Chart and figure data:
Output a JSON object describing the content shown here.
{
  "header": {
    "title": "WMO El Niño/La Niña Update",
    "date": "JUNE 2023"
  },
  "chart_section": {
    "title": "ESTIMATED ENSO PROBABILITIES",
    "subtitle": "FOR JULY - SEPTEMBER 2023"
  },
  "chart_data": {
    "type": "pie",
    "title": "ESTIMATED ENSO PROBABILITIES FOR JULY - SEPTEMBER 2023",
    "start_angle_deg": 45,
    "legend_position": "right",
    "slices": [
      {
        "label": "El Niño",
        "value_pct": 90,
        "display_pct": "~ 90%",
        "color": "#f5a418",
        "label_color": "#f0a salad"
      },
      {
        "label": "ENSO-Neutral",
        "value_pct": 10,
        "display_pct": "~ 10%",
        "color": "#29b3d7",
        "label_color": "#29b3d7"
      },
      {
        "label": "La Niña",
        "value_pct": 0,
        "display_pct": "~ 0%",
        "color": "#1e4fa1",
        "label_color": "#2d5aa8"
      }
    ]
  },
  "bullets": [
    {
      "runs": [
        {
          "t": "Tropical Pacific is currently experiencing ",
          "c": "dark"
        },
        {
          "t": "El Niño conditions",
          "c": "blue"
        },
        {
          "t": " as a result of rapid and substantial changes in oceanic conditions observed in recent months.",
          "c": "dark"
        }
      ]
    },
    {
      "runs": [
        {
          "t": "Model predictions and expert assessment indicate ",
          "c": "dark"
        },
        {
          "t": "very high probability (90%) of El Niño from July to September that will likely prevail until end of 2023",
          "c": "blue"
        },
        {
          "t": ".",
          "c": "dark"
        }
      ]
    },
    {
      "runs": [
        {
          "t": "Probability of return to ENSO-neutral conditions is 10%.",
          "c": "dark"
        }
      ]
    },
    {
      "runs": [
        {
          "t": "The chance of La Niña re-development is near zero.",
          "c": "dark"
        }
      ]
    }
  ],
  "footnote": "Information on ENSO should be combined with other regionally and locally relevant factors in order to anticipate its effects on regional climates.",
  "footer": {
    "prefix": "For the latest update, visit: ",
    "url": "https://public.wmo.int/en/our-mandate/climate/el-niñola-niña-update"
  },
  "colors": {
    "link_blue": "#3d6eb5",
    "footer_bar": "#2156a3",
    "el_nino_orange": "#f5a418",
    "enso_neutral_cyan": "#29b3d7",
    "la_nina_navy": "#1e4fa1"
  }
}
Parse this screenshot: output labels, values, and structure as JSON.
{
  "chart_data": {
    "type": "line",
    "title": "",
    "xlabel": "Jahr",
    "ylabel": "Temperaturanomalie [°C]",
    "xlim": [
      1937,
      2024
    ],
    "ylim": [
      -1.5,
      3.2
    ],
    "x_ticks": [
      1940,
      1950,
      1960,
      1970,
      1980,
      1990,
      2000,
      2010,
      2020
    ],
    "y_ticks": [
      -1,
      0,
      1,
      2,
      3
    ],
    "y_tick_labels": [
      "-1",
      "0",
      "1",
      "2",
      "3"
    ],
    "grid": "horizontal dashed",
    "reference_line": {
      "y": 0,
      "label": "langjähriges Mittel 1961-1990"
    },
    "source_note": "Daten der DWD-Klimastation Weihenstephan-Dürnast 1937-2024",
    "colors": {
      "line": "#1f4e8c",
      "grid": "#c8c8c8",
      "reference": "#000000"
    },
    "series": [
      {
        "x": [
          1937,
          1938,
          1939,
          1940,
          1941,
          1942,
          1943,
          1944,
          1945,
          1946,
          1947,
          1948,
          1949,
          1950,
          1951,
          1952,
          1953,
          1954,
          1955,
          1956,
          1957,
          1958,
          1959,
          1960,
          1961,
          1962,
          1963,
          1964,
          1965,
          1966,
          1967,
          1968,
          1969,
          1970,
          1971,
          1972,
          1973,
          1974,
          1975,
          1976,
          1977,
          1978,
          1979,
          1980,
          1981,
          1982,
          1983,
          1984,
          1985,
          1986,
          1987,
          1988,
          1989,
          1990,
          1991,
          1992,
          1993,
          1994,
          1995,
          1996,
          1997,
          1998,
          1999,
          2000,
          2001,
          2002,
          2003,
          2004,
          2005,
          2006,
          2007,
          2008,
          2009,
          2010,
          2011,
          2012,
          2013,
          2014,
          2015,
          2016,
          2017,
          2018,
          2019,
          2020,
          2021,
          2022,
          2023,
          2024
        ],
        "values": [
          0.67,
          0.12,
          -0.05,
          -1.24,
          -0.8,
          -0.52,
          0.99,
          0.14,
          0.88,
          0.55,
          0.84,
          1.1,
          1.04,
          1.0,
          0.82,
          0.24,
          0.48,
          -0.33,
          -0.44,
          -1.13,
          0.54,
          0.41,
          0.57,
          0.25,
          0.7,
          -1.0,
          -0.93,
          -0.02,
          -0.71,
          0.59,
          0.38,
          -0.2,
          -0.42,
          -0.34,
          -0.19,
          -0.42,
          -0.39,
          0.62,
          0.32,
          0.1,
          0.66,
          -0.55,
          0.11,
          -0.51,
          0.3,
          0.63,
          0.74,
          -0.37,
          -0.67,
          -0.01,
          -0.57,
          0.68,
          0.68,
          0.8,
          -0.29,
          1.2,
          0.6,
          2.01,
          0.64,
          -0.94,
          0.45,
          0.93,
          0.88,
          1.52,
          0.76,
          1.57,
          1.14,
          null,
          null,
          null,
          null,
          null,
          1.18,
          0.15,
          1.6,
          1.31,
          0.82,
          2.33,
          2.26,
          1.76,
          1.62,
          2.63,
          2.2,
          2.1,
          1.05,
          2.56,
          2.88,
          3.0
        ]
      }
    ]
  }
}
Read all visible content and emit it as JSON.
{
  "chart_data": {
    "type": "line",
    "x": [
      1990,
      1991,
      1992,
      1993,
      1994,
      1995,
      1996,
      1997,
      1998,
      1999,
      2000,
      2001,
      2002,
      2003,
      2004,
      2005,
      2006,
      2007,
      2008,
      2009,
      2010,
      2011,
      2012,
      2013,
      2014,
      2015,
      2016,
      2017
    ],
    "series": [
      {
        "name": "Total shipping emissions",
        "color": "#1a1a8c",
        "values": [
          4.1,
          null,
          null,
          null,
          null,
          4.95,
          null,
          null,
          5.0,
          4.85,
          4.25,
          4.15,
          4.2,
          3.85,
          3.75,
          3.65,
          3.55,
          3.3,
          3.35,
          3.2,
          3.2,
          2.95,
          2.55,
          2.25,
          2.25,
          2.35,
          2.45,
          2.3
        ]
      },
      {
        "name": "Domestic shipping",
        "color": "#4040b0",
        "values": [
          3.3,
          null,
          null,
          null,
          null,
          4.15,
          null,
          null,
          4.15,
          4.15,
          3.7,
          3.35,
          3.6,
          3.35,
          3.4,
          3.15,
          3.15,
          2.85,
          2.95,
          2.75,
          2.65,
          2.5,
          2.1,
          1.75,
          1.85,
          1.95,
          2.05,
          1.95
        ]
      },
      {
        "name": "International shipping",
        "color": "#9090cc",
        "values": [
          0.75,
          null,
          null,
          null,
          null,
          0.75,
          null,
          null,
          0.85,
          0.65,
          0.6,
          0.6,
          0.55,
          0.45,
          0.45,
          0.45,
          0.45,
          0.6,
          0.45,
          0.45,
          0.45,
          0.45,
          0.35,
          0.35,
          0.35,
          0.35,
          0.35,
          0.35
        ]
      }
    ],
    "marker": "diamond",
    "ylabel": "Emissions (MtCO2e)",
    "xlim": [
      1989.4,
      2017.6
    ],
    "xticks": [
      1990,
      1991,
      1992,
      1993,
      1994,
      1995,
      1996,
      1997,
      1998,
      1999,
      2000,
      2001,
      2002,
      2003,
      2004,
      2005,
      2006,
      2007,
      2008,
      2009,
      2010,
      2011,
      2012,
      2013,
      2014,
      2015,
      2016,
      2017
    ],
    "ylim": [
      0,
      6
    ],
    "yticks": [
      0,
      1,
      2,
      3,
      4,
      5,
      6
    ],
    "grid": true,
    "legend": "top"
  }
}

### TASK DETAILS
Of the lines in this material, state how many hold the string "JSON". Write no other words.

### COMPLETED EXERCISE
3